THE REQUEST
Collect every line of the records below that contains the word "Deaths".

-- Start MATERIAL --

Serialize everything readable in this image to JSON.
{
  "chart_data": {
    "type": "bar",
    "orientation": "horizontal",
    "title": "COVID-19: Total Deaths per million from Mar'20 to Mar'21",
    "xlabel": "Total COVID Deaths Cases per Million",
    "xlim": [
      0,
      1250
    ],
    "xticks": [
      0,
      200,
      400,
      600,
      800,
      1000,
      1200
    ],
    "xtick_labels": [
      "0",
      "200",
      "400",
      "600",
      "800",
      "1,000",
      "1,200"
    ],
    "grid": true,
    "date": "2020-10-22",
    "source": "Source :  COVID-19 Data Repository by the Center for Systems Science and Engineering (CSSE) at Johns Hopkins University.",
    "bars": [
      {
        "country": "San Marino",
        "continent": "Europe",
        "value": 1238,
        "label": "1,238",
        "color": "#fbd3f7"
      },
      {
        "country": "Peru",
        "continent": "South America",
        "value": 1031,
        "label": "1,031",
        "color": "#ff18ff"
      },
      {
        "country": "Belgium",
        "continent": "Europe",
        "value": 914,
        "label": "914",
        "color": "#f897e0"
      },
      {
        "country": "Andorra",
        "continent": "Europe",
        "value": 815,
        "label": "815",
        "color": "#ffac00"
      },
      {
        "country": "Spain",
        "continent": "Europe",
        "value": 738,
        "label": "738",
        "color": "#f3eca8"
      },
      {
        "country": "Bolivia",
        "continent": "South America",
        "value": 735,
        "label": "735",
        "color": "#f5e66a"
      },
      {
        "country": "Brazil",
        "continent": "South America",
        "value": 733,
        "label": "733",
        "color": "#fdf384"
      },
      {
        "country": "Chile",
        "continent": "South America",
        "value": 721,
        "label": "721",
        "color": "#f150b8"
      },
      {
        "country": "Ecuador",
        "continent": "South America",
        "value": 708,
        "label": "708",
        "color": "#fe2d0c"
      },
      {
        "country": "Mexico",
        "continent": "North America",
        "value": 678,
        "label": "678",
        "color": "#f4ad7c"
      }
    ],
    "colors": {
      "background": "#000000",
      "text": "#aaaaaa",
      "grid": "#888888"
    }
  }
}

-- End MATERIAL --

CORRECT RESPONSE
    "title": "COVID-19: Total Deaths per million from Mar'20 to Mar'21",
    "xlabel": "Total COVID Deaths Cases per Million",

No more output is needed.